Without the pictures, repeat the listing character for character.
:: RECORDS SUPPLIED
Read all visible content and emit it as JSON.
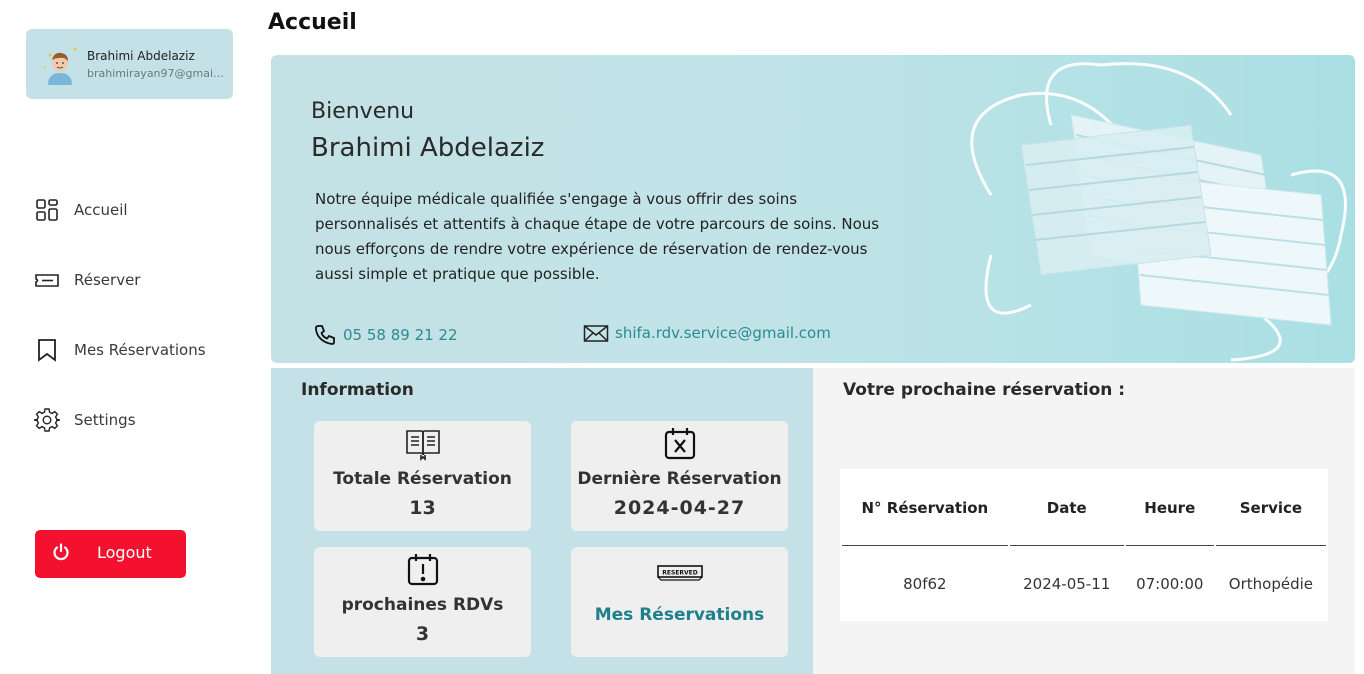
{
  "user": {
    "name": "Brahimi Abdelaziz",
    "email": "brahimirayan97@gmail.com"
  },
  "sidebar": {
    "items": [
      {
        "label": "Accueil",
        "icon": "dashboard-icon"
      },
      {
        "label": "Réserver",
        "icon": "ticket-icon"
      },
      {
        "label": "Mes Réservations",
        "icon": "bookmark-icon"
      },
      {
        "label": "Settings",
        "icon": "gear-icon"
      }
    ],
    "logout_label": "Logout"
  },
  "page": {
    "title": "Accueil"
  },
  "hero": {
    "welcome": "Bienvenu",
    "name": "Brahimi Abdelaziz",
    "text": "Notre équipe médicale qualifiée s'engage à vous offrir des soins personnalisés et attentifs à chaque étape de votre parcours de soins. Nous nous efforçons de rendre votre expérience de réservation de rendez-vous aussi simple et pratique que possible.",
    "phone": "05 58 89 21 22",
    "email": "shifa.rdv.service@gmail.com"
  },
  "info": {
    "title": "Information",
    "cards": [
      {
        "label": "Totale Réservation",
        "value": "13"
      },
      {
        "label": "Dernière Réservation",
        "value": "2024-04-27"
      },
      {
        "label": "prochaines RDVs",
        "value": "3"
      },
      {
        "label": "Mes Réservations"
      }
    ]
  },
  "next_reservation": {
    "title": "Votre prochaine réservation :",
    "columns": [
      "N° Réservation",
      "Date",
      "Heure",
      "Service"
    ],
    "rows": [
      [
        "80f62",
        "2024-05-11",
        "07:00:00",
        "Orthopédie"
      ]
    ]
  },
  "colors": {
    "accent": "#c3e1e6",
    "link": "#1f7f8c",
    "logout": "#f4112f"
  }
}
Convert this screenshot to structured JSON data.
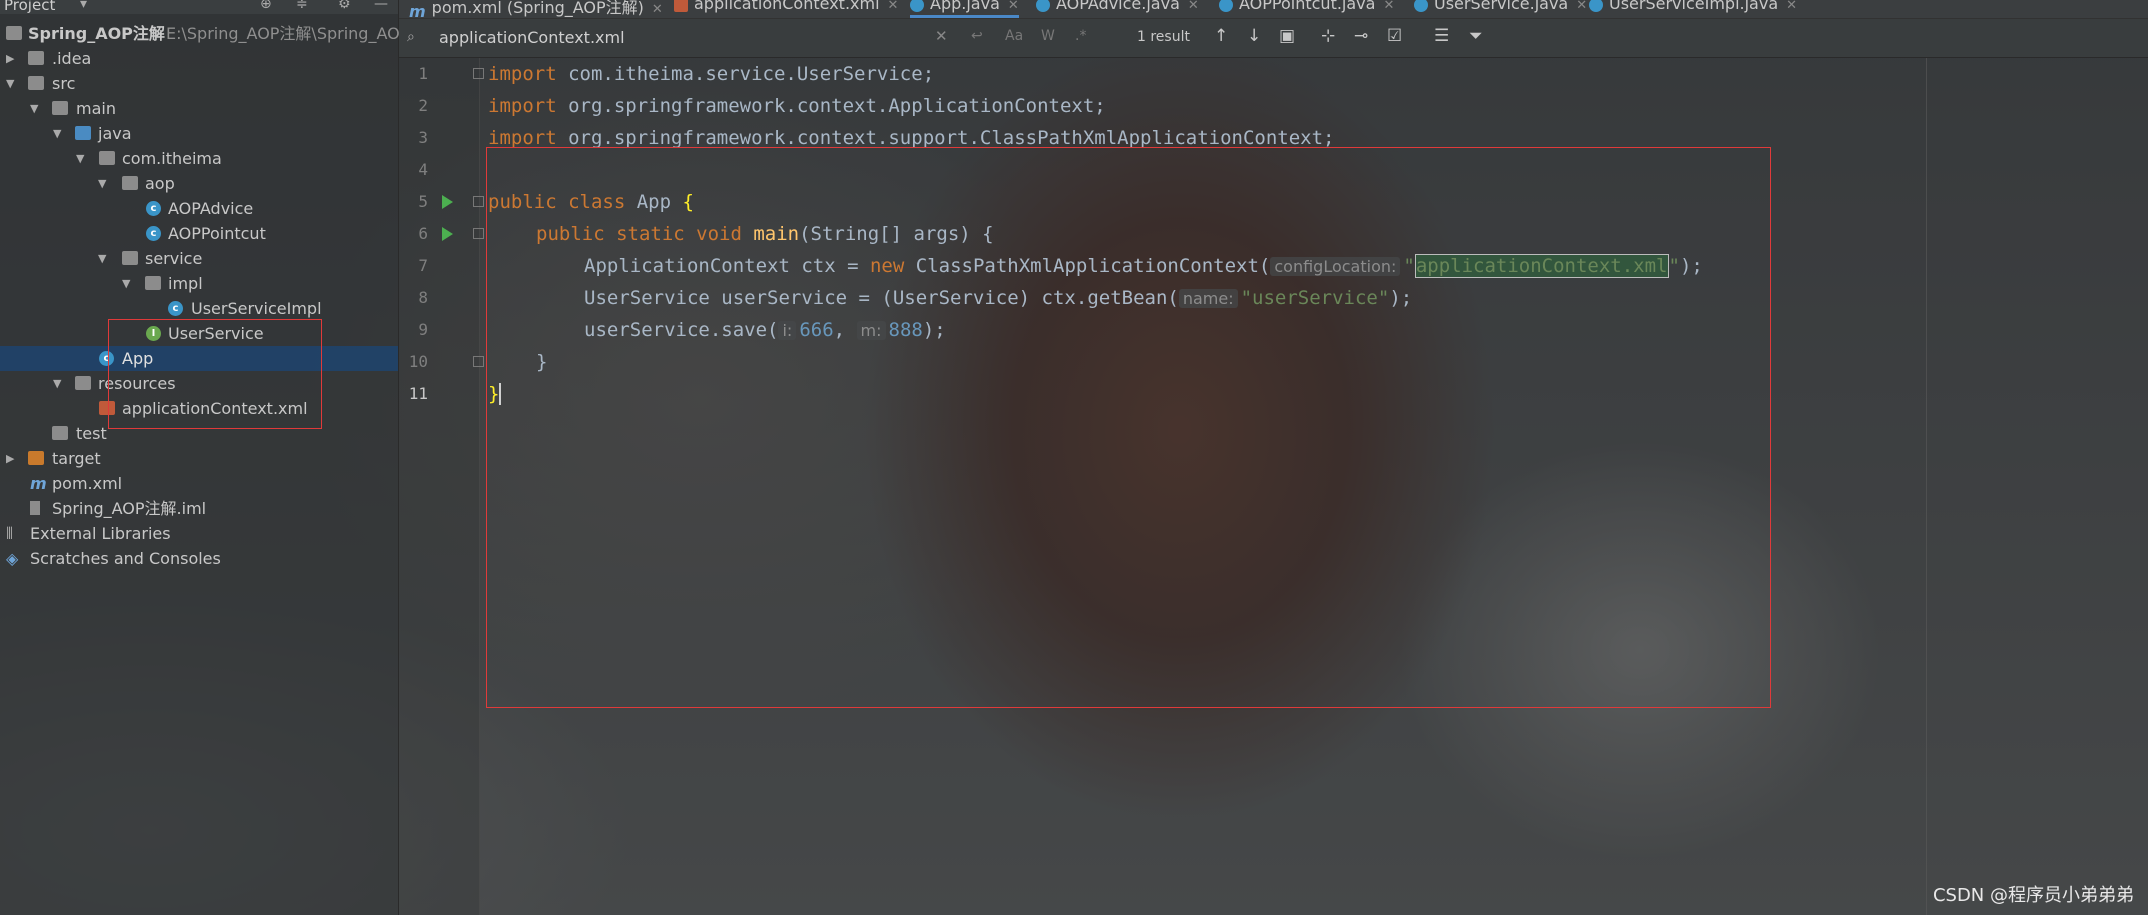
{
  "project_panel": {
    "header_label": "Project",
    "items": [
      {
        "label": "Spring_AOP注解",
        "path": "E:\\Spring_AOP注解\\Spring_AO"
      },
      {
        "label": ".idea"
      },
      {
        "label": "src"
      },
      {
        "label": "main"
      },
      {
        "label": "java"
      },
      {
        "label": "com.itheima"
      },
      {
        "label": "aop"
      },
      {
        "label": "AOPAdvice"
      },
      {
        "label": "AOPPointcut"
      },
      {
        "label": "service"
      },
      {
        "label": "impl"
      },
      {
        "label": "UserServiceImpl"
      },
      {
        "label": "UserService"
      },
      {
        "label": "App"
      },
      {
        "label": "resources"
      },
      {
        "label": "applicationContext.xml"
      },
      {
        "label": "test"
      },
      {
        "label": "target"
      },
      {
        "label": "pom.xml"
      },
      {
        "label": "Spring_AOP注解.iml"
      },
      {
        "label": "External Libraries"
      },
      {
        "label": "Scratches and Consoles"
      }
    ]
  },
  "tabs": [
    {
      "label": "pom.xml (Spring_AOP注解)"
    },
    {
      "label": "applicationContext.xml"
    },
    {
      "label": "App.java",
      "active": true
    },
    {
      "label": "AOPAdvice.java"
    },
    {
      "label": "AOPPointcut.java"
    },
    {
      "label": "UserService.java"
    },
    {
      "label": "UserServiceImpl.java"
    }
  ],
  "search": {
    "query": "applicationContext.xml",
    "match_case": "Aa",
    "words": "W",
    "regex": ".*",
    "result_count": "1 result"
  },
  "editor": {
    "line_numbers": [
      "1",
      "2",
      "3",
      "4",
      "5",
      "6",
      "7",
      "8",
      "9",
      "10",
      "11"
    ],
    "lines": {
      "l1_kw": "import",
      "l1_rest": " com.itheima.service.UserService;",
      "l2_kw": "import",
      "l2_rest": " org.springframework.context.ApplicationContext;",
      "l3_kw": "import",
      "l3_rest": " org.springframework.context.support.ClassPathXmlApplicationContext;",
      "l5_kw": "public class",
      "l5_name": " App ",
      "l5_brace": "{",
      "l6_kw": "public static void",
      "l6_fn": " main",
      "l6_rest": "(String[] args) {",
      "l7_a": "ApplicationContext ctx = ",
      "l7_new": "new",
      "l7_b": " ClassPathXmlApplicationContext(",
      "l7_hint": "configLocation:",
      "l7_q1": "\"",
      "l7_str": "applicationContext.xml",
      "l7_q2": "\"",
      "l7_end": ");",
      "l8_a": "UserService userService = (UserService) ctx.getBean(",
      "l8_hint": "name:",
      "l8_str": "\"userService\"",
      "l8_end": ");",
      "l9_a": "userService.save(",
      "l9_hint1": "i:",
      "l9_num1": "666",
      "l9_comma": ", ",
      "l9_hint2": "m:",
      "l9_num2": "888",
      "l9_end": ");",
      "l10": "}",
      "l11": "}"
    }
  },
  "watermark": "CSDN @程序员小弟弟弟",
  "colors": {
    "keyword": "#cc7832",
    "string": "#6a8759",
    "number": "#6897bb",
    "method": "#ffc66d",
    "annotation_box": "#e03a3a",
    "selection": "#214268"
  }
}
::::
• _TASK RESPONSE_:
Read all visible content and emit it as JSON.
{
  "user": {
    "name": "Brahimi Abdelaziz",
    "email": "brahimirayan97@gmail.com"
  },
  "sidebar": {
    "items": [
      {
        "label": "Accueil",
        "icon": "dashboard-icon"
      },
      {
        "label": "Réserver",
        "icon": "ticket-icon"
      },
      {
        "label": "Mes Réservations",
        "icon": "bookmark-icon"
      },
      {
        "label": "Settings",
        "icon": "gear-icon"
      }
    ],
    "logout_label": "Logout"
  },
  "page": {
    "title": "Accueil"
  },
  "hero": {
    "welcome": "Bienvenu",
    "name": "Brahimi Abdelaziz",
    "text": "Notre équipe médicale qualifiée s'engage à vous offrir des soins personnalisés et attentifs à chaque étape de votre parcours de soins. Nous nous efforçons de rendre votre expérience de réservation de rendez-vous aussi simple et pratique que possible.",
    "phone": "05 58 89 21 22",
    "email": "shifa.rdv.service@gmail.com"
  },
  "info": {
    "title": "Information",
    "cards": [
      {
        "label": "Totale Réservation",
        "value": "13"
      },
      {
        "label": "Dernière Réservation",
        "value": "2024-04-27"
      },
      {
        "label": "prochaines RDVs",
        "value": "3"
      },
      {
        "label": "Mes Réservations"
      }
    ]
  },
  "next_reservation": {
    "title": "Votre prochaine réservation :",
    "columns": [
      "N° Réservation",
      "Date",
      "Heure",
      "Service"
    ],
    "rows": [
      [
        "80f62",
        "2024-05-11",
        "07:00:00",
        "Orthopédie"
      ]
    ]
  },
  "colors": {
    "accent": "#c3e1e6",
    "link": "#1f7f8c",
    "logout": "#f4112f"
  }
}
Convert this screenshot to structured JSON data.
{
  "project_panel": {
    "header_label": "Project",
    "items": [
      {
        "label": "Spring_AOP注解",
        "path": "E:\\Spring_AOP注解\\Spring_AO"
      },
      {
        "label": ".idea"
      },
      {
        "label": "src"
      },
      {
        "label": "main"
      },
      {
        "label": "java"
      },
      {
        "label": "com.itheima"
      },
      {
        "label": "aop"
      },
      {
        "label": "AOPAdvice"
      },
      {
        "label": "AOPPointcut"
      },
      {
        "label": "service"
      },
      {
        "label": "impl"
      },
      {
        "label": "UserServiceImpl"
      },
      {
        "label": "UserService"
      },
      {
        "label": "App"
      },
      {
        "label": "resources"
      },
      {
        "label": "applicationContext.xml"
      },
      {
        "label": "test"
      },
      {
        "label": "target"
      },
      {
        "label": "pom.xml"
      },
      {
        "label": "Spring_AOP注解.iml"
      },
      {
        "label": "External Libraries"
      },
      {
        "label": "Scratches and Consoles"
      }
    ]
  },
  "tabs": [
    {
      "label": "pom.xml (Spring_AOP注解)"
    },
    {
      "label": "applicationContext.xml"
    },
    {
      "label": "App.java",
      "active": true
    },
    {
      "label": "AOPAdvice.java"
    },
    {
      "label": "AOPPointcut.java"
    },
    {
      "label": "UserService.java"
    },
    {
      "label": "UserServiceImpl.java"
    }
  ],
  "search": {
    "query": "applicationContext.xml",
    "match_case": "Aa",
    "words": "W",
    "regex": ".*",
    "result_count": "1 result"
  },
  "editor": {
    "line_numbers": [
      "1",
      "2",
      "3",
      "4",
      "5",
      "6",
      "7",
      "8",
      "9",
      "10",
      "11"
    ],
    "lines": {
      "l1_kw": "import",
      "l1_rest": " com.itheima.service.UserService;",
      "l2_kw": "import",
      "l2_rest": " org.springframework.context.ApplicationContext;",
      "l3_kw": "import",
      "l3_rest": " org.springframework.context.support.ClassPathXmlApplicationContext;",
      "l5_kw": "public class",
      "l5_name": " App ",
      "l5_brace": "{",
      "l6_kw": "public static void",
      "l6_fn": " main",
      "l6_rest": "(String[] args) {",
      "l7_a": "ApplicationContext ctx = ",
      "l7_new": "new",
      "l7_b": " ClassPathXmlApplicationContext(",
      "l7_hint": "configLocation:",
      "l7_q1": "\"",
      "l7_str": "applicationContext.xml",
      "l7_q2": "\"",
      "l7_end": ");",
      "l8_a": "UserService userService = (UserService) ctx.getBean(",
      "l8_hint": "name:",
      "l8_str": "\"userService\"",
      "l8_end": ");",
      "l9_a": "userService.save(",
      "l9_hint1": "i:",
      "l9_num1": "666",
      "l9_comma": ", ",
      "l9_hint2": "m:",
      "l9_num2": "888",
      "l9_end": ");",
      "l10": "}",
      "l11": "}"
    }
  },
  "watermark": "CSDN @程序员小弟弟弟",
  "colors": {
    "keyword": "#cc7832",
    "string": "#6a8759",
    "number": "#6897bb",
    "method": "#ffc66d",
    "annotation_box": "#e03a3a",
    "selection": "#214268"
  }
}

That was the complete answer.